## Problem requirements:
Every entry that follows needs to be repeated exactly.

╭──

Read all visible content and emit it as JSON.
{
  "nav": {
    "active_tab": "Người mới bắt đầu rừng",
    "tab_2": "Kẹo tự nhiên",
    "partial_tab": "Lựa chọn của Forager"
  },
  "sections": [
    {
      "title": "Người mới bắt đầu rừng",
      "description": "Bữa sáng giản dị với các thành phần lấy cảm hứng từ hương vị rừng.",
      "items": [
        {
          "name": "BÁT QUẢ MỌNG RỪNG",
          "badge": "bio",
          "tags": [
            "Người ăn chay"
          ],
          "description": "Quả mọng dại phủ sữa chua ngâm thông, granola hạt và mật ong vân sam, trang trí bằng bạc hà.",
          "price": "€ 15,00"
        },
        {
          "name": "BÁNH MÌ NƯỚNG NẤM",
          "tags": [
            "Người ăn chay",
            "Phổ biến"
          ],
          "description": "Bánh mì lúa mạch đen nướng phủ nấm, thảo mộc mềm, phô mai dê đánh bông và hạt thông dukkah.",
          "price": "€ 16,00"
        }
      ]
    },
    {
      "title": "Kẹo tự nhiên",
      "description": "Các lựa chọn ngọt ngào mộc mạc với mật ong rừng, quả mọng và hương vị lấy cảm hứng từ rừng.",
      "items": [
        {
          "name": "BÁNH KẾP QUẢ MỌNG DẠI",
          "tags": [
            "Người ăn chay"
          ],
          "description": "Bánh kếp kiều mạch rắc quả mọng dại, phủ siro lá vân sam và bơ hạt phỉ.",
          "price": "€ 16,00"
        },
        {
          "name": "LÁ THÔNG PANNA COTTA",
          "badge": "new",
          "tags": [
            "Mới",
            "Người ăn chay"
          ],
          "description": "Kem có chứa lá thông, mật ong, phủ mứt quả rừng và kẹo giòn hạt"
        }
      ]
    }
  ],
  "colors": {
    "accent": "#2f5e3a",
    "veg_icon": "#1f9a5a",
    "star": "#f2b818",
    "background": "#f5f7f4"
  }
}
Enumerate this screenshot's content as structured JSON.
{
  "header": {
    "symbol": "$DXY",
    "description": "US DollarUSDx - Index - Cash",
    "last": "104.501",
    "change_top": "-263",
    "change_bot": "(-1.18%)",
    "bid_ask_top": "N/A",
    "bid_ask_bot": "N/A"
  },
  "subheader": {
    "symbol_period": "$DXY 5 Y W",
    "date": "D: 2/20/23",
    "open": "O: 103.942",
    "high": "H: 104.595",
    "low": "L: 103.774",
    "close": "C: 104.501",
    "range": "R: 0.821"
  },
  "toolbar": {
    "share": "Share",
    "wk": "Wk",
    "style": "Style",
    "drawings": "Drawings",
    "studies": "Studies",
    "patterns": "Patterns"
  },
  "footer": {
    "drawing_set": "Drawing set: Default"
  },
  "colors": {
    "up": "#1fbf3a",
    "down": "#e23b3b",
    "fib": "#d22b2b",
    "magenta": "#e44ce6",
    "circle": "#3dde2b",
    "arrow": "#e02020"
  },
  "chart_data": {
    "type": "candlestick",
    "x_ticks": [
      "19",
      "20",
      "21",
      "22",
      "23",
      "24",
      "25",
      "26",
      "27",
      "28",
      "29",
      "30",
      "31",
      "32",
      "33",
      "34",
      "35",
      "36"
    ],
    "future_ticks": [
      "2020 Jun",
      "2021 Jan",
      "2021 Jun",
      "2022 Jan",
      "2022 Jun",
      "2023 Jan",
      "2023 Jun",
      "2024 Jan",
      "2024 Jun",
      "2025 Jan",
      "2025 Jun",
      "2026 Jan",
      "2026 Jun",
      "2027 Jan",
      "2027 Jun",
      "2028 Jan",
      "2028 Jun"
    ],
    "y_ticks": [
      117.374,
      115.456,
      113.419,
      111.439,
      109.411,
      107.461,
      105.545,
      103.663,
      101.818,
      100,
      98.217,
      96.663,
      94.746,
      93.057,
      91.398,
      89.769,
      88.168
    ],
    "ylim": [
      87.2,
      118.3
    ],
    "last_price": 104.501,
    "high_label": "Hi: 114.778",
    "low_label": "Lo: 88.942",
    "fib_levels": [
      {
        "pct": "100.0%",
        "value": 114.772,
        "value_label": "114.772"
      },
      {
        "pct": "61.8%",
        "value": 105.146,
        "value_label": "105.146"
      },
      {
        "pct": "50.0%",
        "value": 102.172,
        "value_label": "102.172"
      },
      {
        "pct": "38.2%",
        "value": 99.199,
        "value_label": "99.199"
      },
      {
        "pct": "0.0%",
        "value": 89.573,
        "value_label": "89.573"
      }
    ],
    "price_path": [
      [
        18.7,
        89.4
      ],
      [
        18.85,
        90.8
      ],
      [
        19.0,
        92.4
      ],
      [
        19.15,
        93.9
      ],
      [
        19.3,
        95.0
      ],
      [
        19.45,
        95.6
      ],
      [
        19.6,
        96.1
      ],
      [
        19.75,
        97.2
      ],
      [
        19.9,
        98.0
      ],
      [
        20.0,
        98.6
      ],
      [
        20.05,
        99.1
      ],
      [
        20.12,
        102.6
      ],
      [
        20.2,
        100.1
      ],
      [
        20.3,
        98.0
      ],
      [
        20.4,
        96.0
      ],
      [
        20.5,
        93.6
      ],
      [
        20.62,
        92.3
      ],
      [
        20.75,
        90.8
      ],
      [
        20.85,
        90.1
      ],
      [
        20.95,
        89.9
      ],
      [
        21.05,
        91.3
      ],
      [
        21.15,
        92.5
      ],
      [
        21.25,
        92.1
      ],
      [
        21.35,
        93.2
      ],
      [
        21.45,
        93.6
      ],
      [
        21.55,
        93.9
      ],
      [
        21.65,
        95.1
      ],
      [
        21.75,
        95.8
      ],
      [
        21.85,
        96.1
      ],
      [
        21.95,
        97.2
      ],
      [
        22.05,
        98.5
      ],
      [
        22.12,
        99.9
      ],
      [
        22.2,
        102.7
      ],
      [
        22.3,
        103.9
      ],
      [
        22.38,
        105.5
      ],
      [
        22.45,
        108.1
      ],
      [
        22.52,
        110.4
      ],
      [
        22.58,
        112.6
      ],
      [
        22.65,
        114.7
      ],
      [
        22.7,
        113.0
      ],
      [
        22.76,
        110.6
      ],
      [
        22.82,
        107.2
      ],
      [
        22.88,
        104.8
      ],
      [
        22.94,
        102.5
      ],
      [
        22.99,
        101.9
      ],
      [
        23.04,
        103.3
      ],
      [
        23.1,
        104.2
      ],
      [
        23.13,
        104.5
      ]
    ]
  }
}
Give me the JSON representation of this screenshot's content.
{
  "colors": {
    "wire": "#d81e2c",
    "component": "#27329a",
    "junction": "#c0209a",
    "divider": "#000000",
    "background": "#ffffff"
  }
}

╰──

## Task response:
Read all visible content and emit it as JSON.
{
  "nav": {
    "active_tab": "Người mới bắt đầu rừng",
    "tab_2": "Kẹo tự nhiên",
    "partial_tab": "Lựa chọn của Forager"
  },
  "sections": [
    {
      "title": "Người mới bắt đầu rừng",
      "description": "Bữa sáng giản dị với các thành phần lấy cảm hứng từ hương vị rừng.",
      "items": [
        {
          "name": "BÁT QUẢ MỌNG RỪNG",
          "badge": "bio",
          "tags": [
            "Người ăn chay"
          ],
          "description": "Quả mọng dại phủ sữa chua ngâm thông, granola hạt và mật ong vân sam, trang trí bằng bạc hà.",
          "price": "€ 15,00"
        },
        {
          "name": "BÁNH MÌ NƯỚNG NẤM",
          "tags": [
            "Người ăn chay",
            "Phổ biến"
          ],
          "description": "Bánh mì lúa mạch đen nướng phủ nấm, thảo mộc mềm, phô mai dê đánh bông và hạt thông dukkah.",
          "price": "€ 16,00"
        }
      ]
    },
    {
      "title": "Kẹo tự nhiên",
      "description": "Các lựa chọn ngọt ngào mộc mạc với mật ong rừng, quả mọng và hương vị lấy cảm hứng từ rừng.",
      "items": [
        {
          "name": "BÁNH KẾP QUẢ MỌNG DẠI",
          "tags": [
            "Người ăn chay"
          ],
          "description": "Bánh kếp kiều mạch rắc quả mọng dại, phủ siro lá vân sam và bơ hạt phỉ.",
          "price": "€ 16,00"
        },
        {
          "name": "LÁ THÔNG PANNA COTTA",
          "badge": "new",
          "tags": [
            "Mới",
            "Người ăn chay"
          ],
          "description": "Kem có chứa lá thông, mật ong, phủ mứt quả rừng và kẹo giòn hạt"
        }
      ]
    }
  ],
  "colors": {
    "accent": "#2f5e3a",
    "veg_icon": "#1f9a5a",
    "star": "#f2b818",
    "background": "#f5f7f4"
  }
}
Enumerate this screenshot's content as structured JSON.
{
  "header": {
    "symbol": "$DXY",
    "description": "US DollarUSDx - Index - Cash",
    "last": "104.501",
    "change_top": "-263",
    "change_bot": "(-1.18%)",
    "bid_ask_top": "N/A",
    "bid_ask_bot": "N/A"
  },
  "subheader": {
    "symbol_period": "$DXY 5 Y W",
    "date": "D: 2/20/23",
    "open": "O: 103.942",
    "high": "H: 104.595",
    "low": "L: 103.774",
    "close": "C: 104.501",
    "range": "R: 0.821"
  },
  "toolbar": {
    "share": "Share",
    "wk": "Wk",
    "style": "Style",
    "drawings": "Drawings",
    "studies": "Studies",
    "patterns": "Patterns"
  },
  "footer": {
    "drawing_set": "Drawing set: Default"
  },
  "colors": {
    "up": "#1fbf3a",
    "down": "#e23b3b",
    "fib": "#d22b2b",
    "magenta": "#e44ce6",
    "circle": "#3dde2b",
    "arrow": "#e02020"
  },
  "chart_data": {
    "type": "candlestick",
    "x_ticks": [
      "19",
      "20",
      "21",
      "22",
      "23",
      "24",
      "25",
      "26",
      "27",
      "28",
      "29",
      "30",
      "31",
      "32",
      "33",
      "34",
      "35",
      "36"
    ],
    "future_ticks": [
      "2020 Jun",
      "2021 Jan",
      "2021 Jun",
      "2022 Jan",
      "2022 Jun",
      "2023 Jan",
      "2023 Jun",
      "2024 Jan",
      "2024 Jun",
      "2025 Jan",
      "2025 Jun",
      "2026 Jan",
      "2026 Jun",
      "2027 Jan",
      "2027 Jun",
      "2028 Jan",
      "2028 Jun"
    ],
    "y_ticks": [
      117.374,
      115.456,
      113.419,
      111.439,
      109.411,
      107.461,
      105.545,
      103.663,
      101.818,
      100,
      98.217,
      96.663,
      94.746,
      93.057,
      91.398,
      89.769,
      88.168
    ],
    "ylim": [
      87.2,
      118.3
    ],
    "last_price": 104.501,
    "high_label": "Hi: 114.778",
    "low_label": "Lo: 88.942",
    "fib_levels": [
      {
        "pct": "100.0%",
        "value": 114.772,
        "value_label": "114.772"
      },
      {
        "pct": "61.8%",
        "value": 105.146,
        "value_label": "105.146"
      },
      {
        "pct": "50.0%",
        "value": 102.172,
        "value_label": "102.172"
      },
      {
        "pct": "38.2%",
        "value": 99.199,
        "value_label": "99.199"
      },
      {
        "pct": "0.0%",
        "value": 89.573,
        "value_label": "89.573"
      }
    ],
    "price_path": [
      [
        18.7,
        89.4
      ],
      [
        18.85,
        90.8
      ],
      [
        19.0,
        92.4
      ],
      [
        19.15,
        93.9
      ],
      [
        19.3,
        95.0
      ],
      [
        19.45,
        95.6
      ],
      [
        19.6,
        96.1
      ],
      [
        19.75,
        97.2
      ],
      [
        19.9,
        98.0
      ],
      [
        20.0,
        98.6
      ],
      [
        20.05,
        99.1
      ],
      [
        20.12,
        102.6
      ],
      [
        20.2,
        100.1
      ],
      [
        20.3,
        98.0
      ],
      [
        20.4,
        96.0
      ],
      [
        20.5,
        93.6
      ],
      [
        20.62,
        92.3
      ],
      [
        20.75,
        90.8
      ],
      [
        20.85,
        90.1
      ],
      [
        20.95,
        89.9
      ],
      [
        21.05,
        91.3
      ],
      [
        21.15,
        92.5
      ],
      [
        21.25,
        92.1
      ],
      [
        21.35,
        93.2
      ],
      [
        21.45,
        93.6
      ],
      [
        21.55,
        93.9
      ],
      [
        21.65,
        95.1
      ],
      [
        21.75,
        95.8
      ],
      [
        21.85,
        96.1
      ],
      [
        21.95,
        97.2
      ],
      [
        22.05,
        98.5
      ],
      [
        22.12,
        99.9
      ],
      [
        22.2,
        102.7
      ],
      [
        22.3,
        103.9
      ],
      [
        22.38,
        105.5
      ],
      [
        22.45,
        108.1
      ],
      [
        22.52,
        110.4
      ],
      [
        22.58,
        112.6
      ],
      [
        22.65,
        114.7
      ],
      [
        22.7,
        113.0
      ],
      [
        22.76,
        110.6
      ],
      [
        22.82,
        107.2
      ],
      [
        22.88,
        104.8
      ],
      [
        22.94,
        102.5
      ],
      [
        22.99,
        101.9
      ],
      [
        23.04,
        103.3
      ],
      [
        23.1,
        104.2
      ],
      [
        23.13,
        104.5
      ]
    ]
  }
}
Give me the JSON representation of this screenshot's content.
{
  "colors": {
    "wire": "#d81e2c",
    "component": "#27329a",
    "junction": "#c0209a",
    "divider": "#000000",
    "background": "#ffffff"
  }
}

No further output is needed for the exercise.